Return each line of the listing that contains the string "Balassagyarmat".

Recorded data:
━━━━

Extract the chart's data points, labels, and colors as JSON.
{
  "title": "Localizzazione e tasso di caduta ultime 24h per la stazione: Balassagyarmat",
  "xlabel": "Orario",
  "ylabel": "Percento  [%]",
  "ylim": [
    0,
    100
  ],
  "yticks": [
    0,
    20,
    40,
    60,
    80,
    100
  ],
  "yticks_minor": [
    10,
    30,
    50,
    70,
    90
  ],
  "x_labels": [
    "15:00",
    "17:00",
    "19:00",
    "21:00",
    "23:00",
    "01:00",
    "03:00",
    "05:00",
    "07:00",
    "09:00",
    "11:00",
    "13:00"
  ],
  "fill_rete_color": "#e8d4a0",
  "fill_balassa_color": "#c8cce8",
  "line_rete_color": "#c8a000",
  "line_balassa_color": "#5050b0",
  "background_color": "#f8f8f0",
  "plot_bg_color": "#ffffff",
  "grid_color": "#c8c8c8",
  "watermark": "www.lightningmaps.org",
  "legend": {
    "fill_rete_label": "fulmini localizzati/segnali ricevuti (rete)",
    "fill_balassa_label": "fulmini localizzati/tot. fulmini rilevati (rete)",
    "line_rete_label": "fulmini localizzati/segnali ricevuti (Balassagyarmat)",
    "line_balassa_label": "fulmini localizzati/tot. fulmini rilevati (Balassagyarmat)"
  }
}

━━━━

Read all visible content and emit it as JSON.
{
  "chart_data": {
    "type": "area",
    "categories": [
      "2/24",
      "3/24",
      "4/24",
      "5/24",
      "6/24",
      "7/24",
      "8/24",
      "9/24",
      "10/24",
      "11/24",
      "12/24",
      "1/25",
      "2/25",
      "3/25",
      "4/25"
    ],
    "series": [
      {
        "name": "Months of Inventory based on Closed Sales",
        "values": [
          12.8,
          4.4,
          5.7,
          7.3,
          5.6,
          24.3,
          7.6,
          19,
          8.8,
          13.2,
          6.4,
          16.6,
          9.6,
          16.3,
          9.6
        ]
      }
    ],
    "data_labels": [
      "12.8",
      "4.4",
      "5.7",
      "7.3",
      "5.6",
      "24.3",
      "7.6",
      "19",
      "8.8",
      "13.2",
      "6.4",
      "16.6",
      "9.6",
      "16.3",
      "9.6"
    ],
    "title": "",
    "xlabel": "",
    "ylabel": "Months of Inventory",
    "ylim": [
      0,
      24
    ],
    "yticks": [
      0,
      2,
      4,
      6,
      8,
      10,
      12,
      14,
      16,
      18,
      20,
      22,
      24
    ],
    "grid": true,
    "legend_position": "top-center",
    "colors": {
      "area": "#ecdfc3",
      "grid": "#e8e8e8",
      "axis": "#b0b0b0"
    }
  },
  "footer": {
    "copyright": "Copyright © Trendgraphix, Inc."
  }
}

━━━━

## Task answer
  "title": "Localizzazione e tasso di caduta ultime 24h per la stazione: Balassagyarmat",
    "line_rete_label": "fulmini localizzati/segnali ricevuti (Balassagyarmat)",
    "line_balassa_label": "fulmini localizzati/tot. fulmini rilevati (Balassagyarmat)"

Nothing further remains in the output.